* Lines of data:
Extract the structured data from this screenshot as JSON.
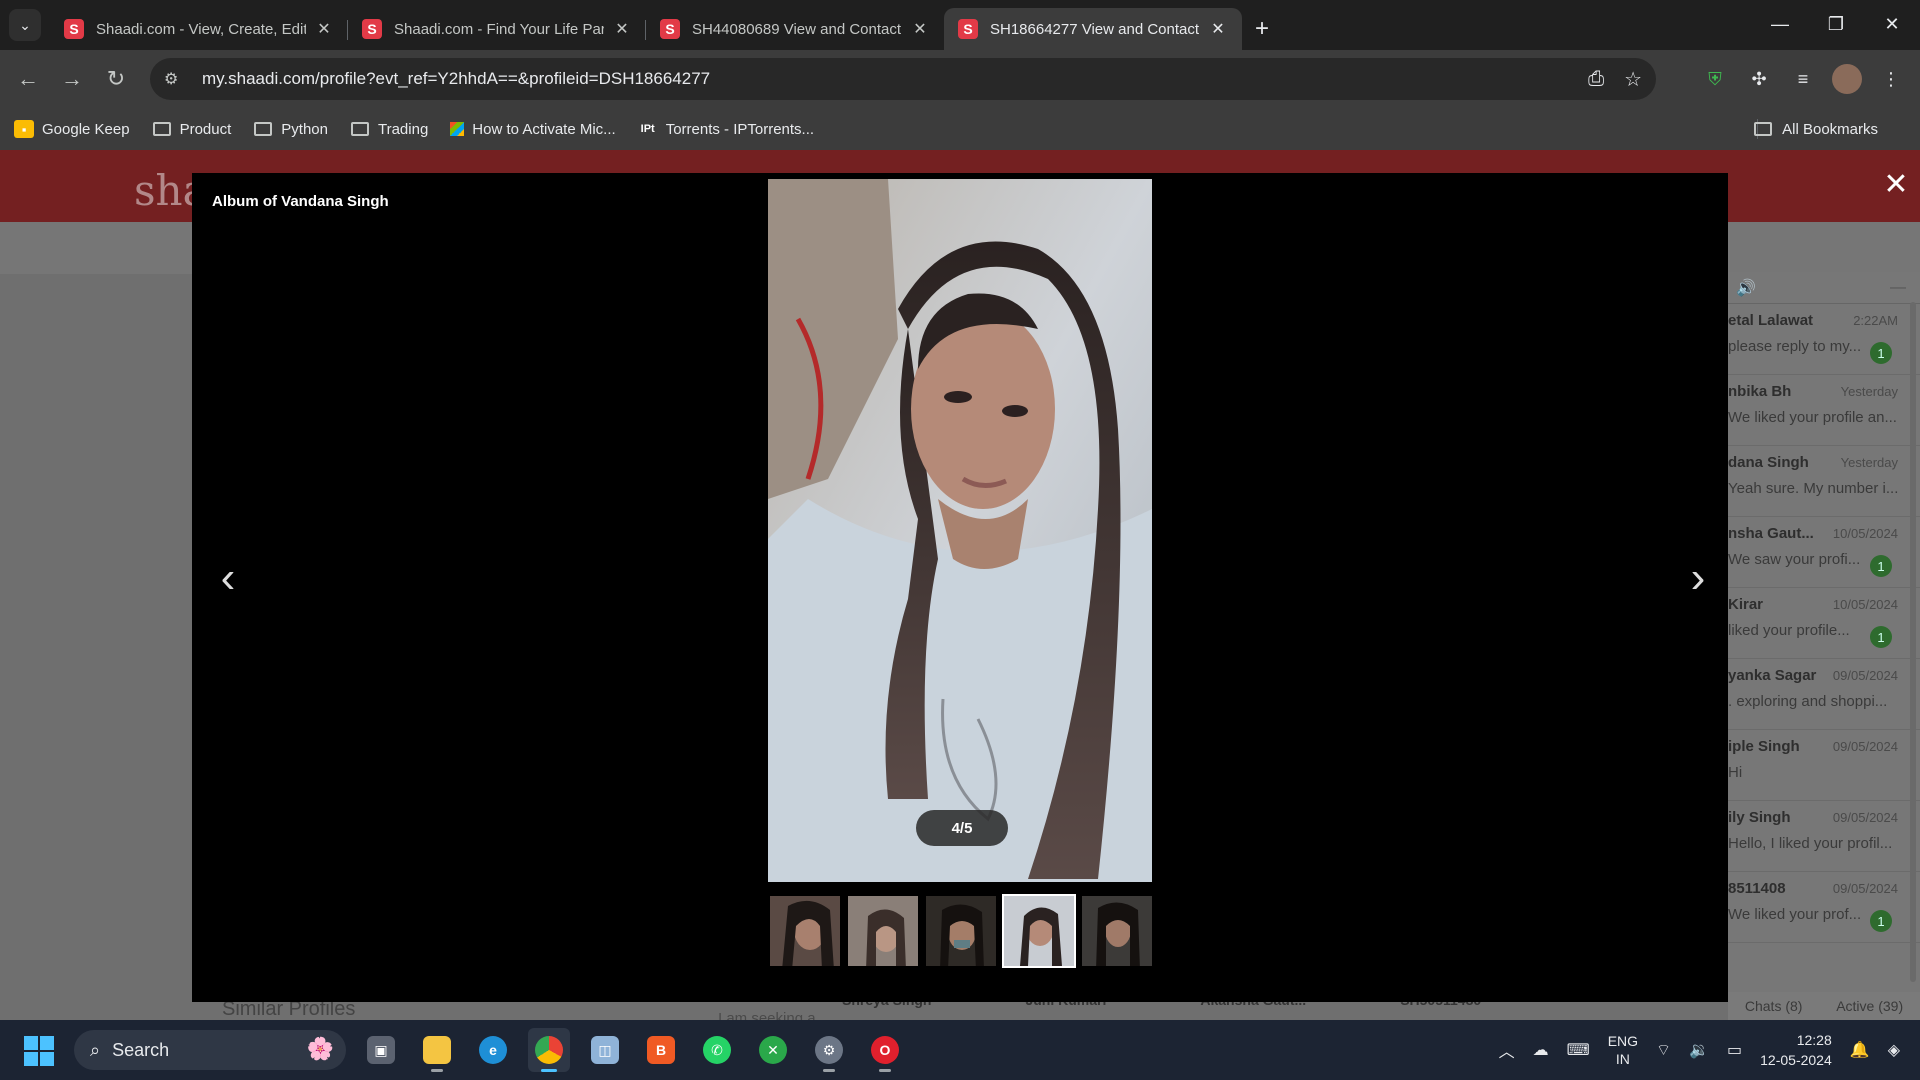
{
  "browser": {
    "tabs": [
      {
        "title": "Shaadi.com - View, Create, Edit,",
        "active": false
      },
      {
        "title": "Shaadi.com - Find Your Life Part",
        "active": false
      },
      {
        "title": "SH44080689 View and Contact",
        "active": false
      },
      {
        "title": "SH18664277 View and Contact",
        "active": true
      }
    ],
    "url": "my.shaadi.com/profile?evt_ref=Y2hhdA==&profileid=DSH18664277",
    "bookmarks": [
      "Google Keep",
      "Product",
      "Python",
      "Trading",
      "How to Activate Mic...",
      "Torrents - IPTorrents..."
    ],
    "all_bookmarks": "All Bookmarks"
  },
  "page": {
    "logo": "sha",
    "similar_profiles": "Similar Profiles",
    "seeking": "I am seeking a",
    "similar_names": [
      "Shreya Singh",
      "Juhi Kumari",
      "Akansha Gaut...",
      "SH50511480"
    ],
    "chats": [
      {
        "name": "etal Lalawat",
        "time": "2:22AM",
        "msg": "please reply to my...",
        "badge": "1"
      },
      {
        "name": "nbika Bh",
        "time": "Yesterday",
        "msg": "We liked your profile an...",
        "badge": ""
      },
      {
        "name": "dana Singh",
        "time": "Yesterday",
        "msg": "Yeah sure. My number i...",
        "badge": ""
      },
      {
        "name": "nsha Gaut...",
        "time": "10/05/2024",
        "msg": "We saw your profi...",
        "badge": "1"
      },
      {
        "name": "Kirar",
        "time": "10/05/2024",
        "msg": "liked your profile...",
        "badge": "1"
      },
      {
        "name": "yanka Sagar",
        "time": "09/05/2024",
        "msg": ". exploring and shoppi...",
        "badge": ""
      },
      {
        "name": "iple Singh",
        "time": "09/05/2024",
        "msg": "Hi",
        "badge": ""
      },
      {
        "name": "ily Singh",
        "time": "09/05/2024",
        "msg": "Hello, I liked your profil...",
        "badge": ""
      },
      {
        "name": "8511408",
        "time": "09/05/2024",
        "msg": "We liked your prof...",
        "badge": "1"
      }
    ],
    "chats_tab": "Chats (8)",
    "active_tab": "Active (39)"
  },
  "modal": {
    "title": "Album of Vandana Singh",
    "counter": "4/5",
    "selected_index": 3,
    "thumb_count": 5
  },
  "taskbar": {
    "search": "Search",
    "lang_top": "ENG",
    "lang_bottom": "IN",
    "time": "12:28",
    "date": "12-05-2024"
  }
}
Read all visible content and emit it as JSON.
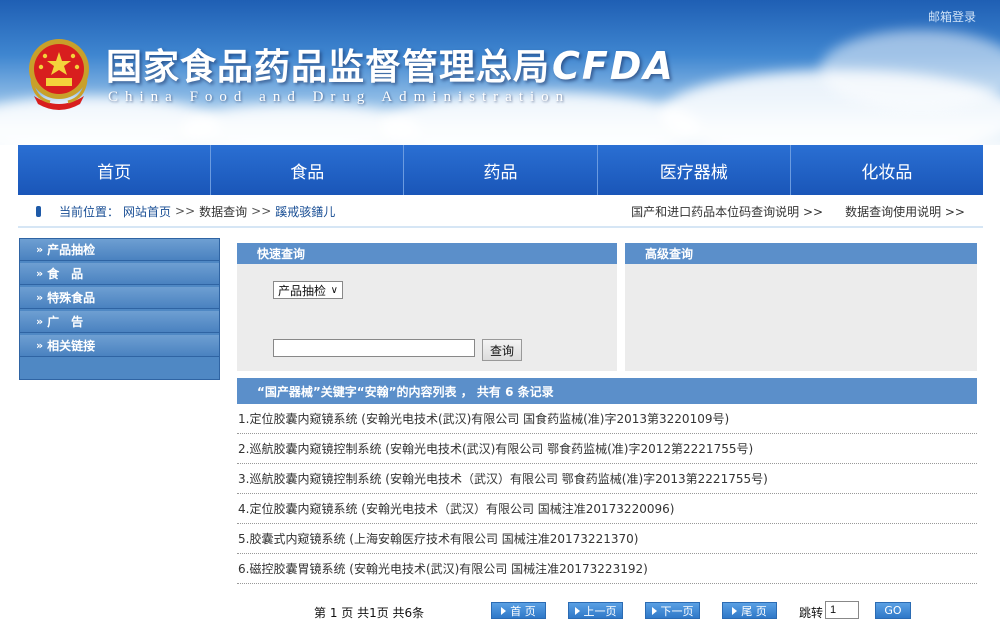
{
  "header": {
    "login_link": "邮箱登录",
    "title_cn": "国家食品药品监督管理总局",
    "title_en": "China Food and Drug Administration",
    "logo_text": "CFDA"
  },
  "nav": {
    "items": [
      {
        "label": "首页"
      },
      {
        "label": "食品"
      },
      {
        "label": "药品"
      },
      {
        "label": "医疗器械"
      },
      {
        "label": "化妆品"
      }
    ]
  },
  "breadcrumb": {
    "label": "当前位置：",
    "home": "网站首页",
    "sep": ">>",
    "level2": "数据查询",
    "level3": "蹊戒骇鐥儿",
    "right_links": [
      "国产和进口药品本位码查询说明 >>",
      "数据查询使用说明 >>"
    ]
  },
  "sidebar": {
    "arrow": "»",
    "items": [
      "产品抽检",
      "食　品",
      "特殊食品",
      "广　告",
      "相关链接"
    ]
  },
  "quick_search": {
    "title": "快速查询",
    "select_value": "产品抽检",
    "input_value": "",
    "button_label": "查询"
  },
  "advanced_search": {
    "title": "高级查询"
  },
  "results": {
    "header": "“国产器械”关键字“安翰”的内容列表 ， 共有 6 条记录",
    "rows": [
      "1.定位胶囊内窥镜系统 (安翰光电技术(武汉)有限公司 国食药监械(准)字2013第3220109号)",
      "2.巡航胶囊内窥镜控制系统 (安翰光电技术(武汉)有限公司 鄂食药监械(准)字2012第2221755号)",
      "3.巡航胶囊内窥镜控制系统 (安翰光电技术（武汉）有限公司 鄂食药监械(准)字2013第2221755号)",
      "4.定位胶囊内窥镜系统 (安翰光电技术（武汉）有限公司 国械注准20173220096)",
      "5.胶囊式内窥镜系统 (上海安翰医疗技术有限公司 国械注准20173221370)",
      "6.磁控胶囊胃镜系统 (安翰光电技术(武汉)有限公司 国械注准20173223192)"
    ]
  },
  "pager": {
    "info": "第 1 页 共1页 共6条",
    "first": "首 页",
    "prev": "上一页",
    "next": "下一页",
    "last": "尾 页",
    "jump_label": "跳转",
    "jump_value": "1",
    "go": "GO"
  }
}
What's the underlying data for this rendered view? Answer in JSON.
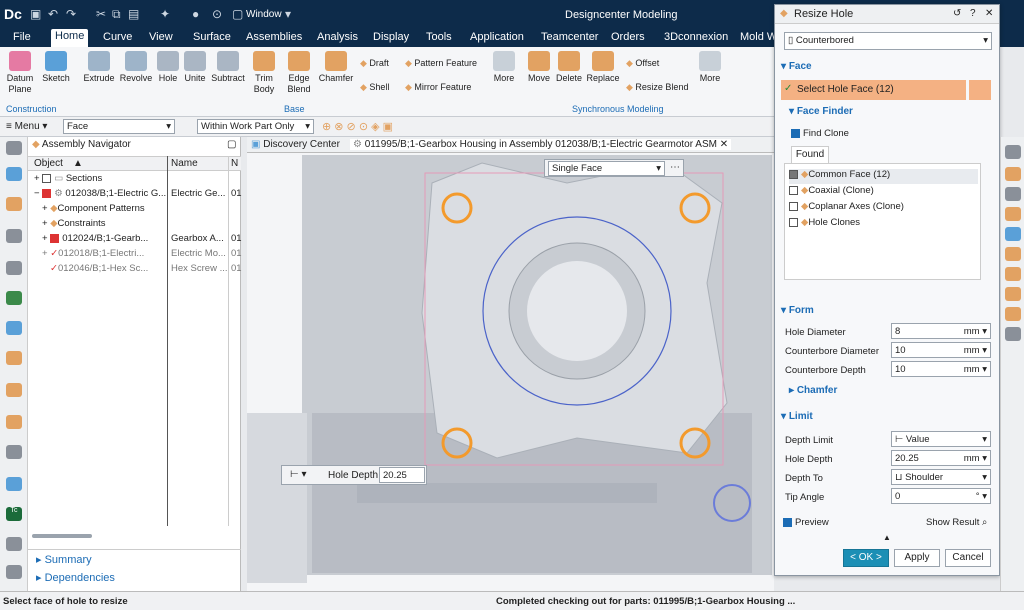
{
  "title_bar": {
    "app_logo": "Dc",
    "window_menu": "Window",
    "app_title": "Designcenter Modeling"
  },
  "menu_tabs": [
    "File",
    "Home",
    "Curve",
    "View",
    "Surface",
    "Assemblies",
    "Analysis",
    "Display",
    "Tools",
    "Application",
    "Teamcenter",
    "Orders",
    "3Dconnexion",
    "Mold W"
  ],
  "ribbon": {
    "construction": {
      "group_label": "Construction",
      "buttons": [
        "Datum\nPlane",
        "Sketch"
      ]
    },
    "base": {
      "group_label": "Base",
      "buttons": [
        "Extrude",
        "Revolve",
        "Hole",
        "Unite",
        "Subtract",
        "Trim\nBody",
        "Edge\nBlend",
        "Chamfer"
      ],
      "small_buttons": [
        "Draft",
        "Shell",
        "Pattern Feature",
        "Mirror Feature"
      ],
      "more": "More"
    },
    "synchronous": {
      "group_label": "Synchronous Modeling",
      "buttons": [
        "Move",
        "Delete",
        "Replace"
      ],
      "small_buttons": [
        "Offset",
        "Resize Blend"
      ],
      "more": "More"
    }
  },
  "selection_bar": {
    "menu_label": "Menu",
    "filter_value": "Face",
    "scope_value": "Within Work Part Only"
  },
  "assembly_navigator": {
    "title": "Assembly Navigator",
    "columns": [
      "Object",
      "Name",
      "N"
    ],
    "rows": [
      {
        "object": "Sections",
        "name": "",
        "n": ""
      },
      {
        "object": "012038/B;1-Electric G...",
        "name": "Electric Ge...",
        "n": "01"
      },
      {
        "object": "Component Patterns",
        "name": "",
        "n": ""
      },
      {
        "object": "Constraints",
        "name": "",
        "n": ""
      },
      {
        "object": "012024/B;1-Gearb...",
        "name": "Gearbox A...",
        "n": "01"
      },
      {
        "object": "012018/B;1-Electri...",
        "name": "Electric Mo...",
        "n": "01"
      },
      {
        "object": "012046/B;1-Hex Sc...",
        "name": "Hex Screw ...",
        "n": "01"
      }
    ],
    "summary": "Summary",
    "dependencies": "Dependencies"
  },
  "viewport": {
    "tabs": [
      "Discovery Center",
      "011995/B;1-Gearbox Housing in Assembly 012038/B;1-Electric Gearmotor ASM"
    ],
    "selection_dropdown": "Single Face",
    "hole_depth_label": "Hole Depth",
    "hole_depth_value": "20.25"
  },
  "resize_hole": {
    "title": "Resize Hole",
    "type": "Counterbored",
    "face_section": "Face",
    "select_hole_face": "Select Hole Face (12)",
    "face_finder": "Face Finder",
    "find_clone": "Find Clone",
    "found_tab": "Found",
    "found_items": [
      {
        "label": "Common Face (12)",
        "checked": true
      },
      {
        "label": "Coaxial (Clone)",
        "checked": false
      },
      {
        "label": "Coplanar Axes (Clone)",
        "checked": false
      },
      {
        "label": "Hole Clones",
        "checked": false
      }
    ],
    "form_section": "Form",
    "form_fields": [
      {
        "label": "Hole Diameter",
        "value": "8",
        "unit": "mm"
      },
      {
        "label": "Counterbore Diameter",
        "value": "10",
        "unit": "mm"
      },
      {
        "label": "Counterbore Depth",
        "value": "10",
        "unit": "mm"
      }
    ],
    "chamfer": "Chamfer",
    "limit_section": "Limit",
    "depth_limit_label": "Depth Limit",
    "depth_limit_value": "Value",
    "hole_depth_label": "Hole Depth",
    "hole_depth_value": "20.25",
    "hole_depth_unit": "mm",
    "depth_to_label": "Depth To",
    "depth_to_value": "Shoulder",
    "tip_angle_label": "Tip Angle",
    "tip_angle_value": "0",
    "tip_angle_unit": "°",
    "preview": "Preview",
    "show_result": "Show Result",
    "ok": "< OK >",
    "apply": "Apply",
    "cancel": "Cancel"
  },
  "status_bar": {
    "left": "Select face of hole to resize",
    "center": "Completed checking out for parts: 011995/B;1-Gearbox Housing ..."
  },
  "colors": {
    "title_bg": "#0d2b4a",
    "accent": "#1c6cb5",
    "highlight": "#f4b183",
    "ok_button": "#1c8fb5",
    "hole_orange": "#f39a2c"
  }
}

* Exercise requirements:
Copy out every line of the data that includes "Singh".

* Right answer:
      "Shreya Singh",
        "name": "dana Singh",
        "name": "iple Singh",
        "name": "ily Singh",
    "title": "Album of Vandana Singh",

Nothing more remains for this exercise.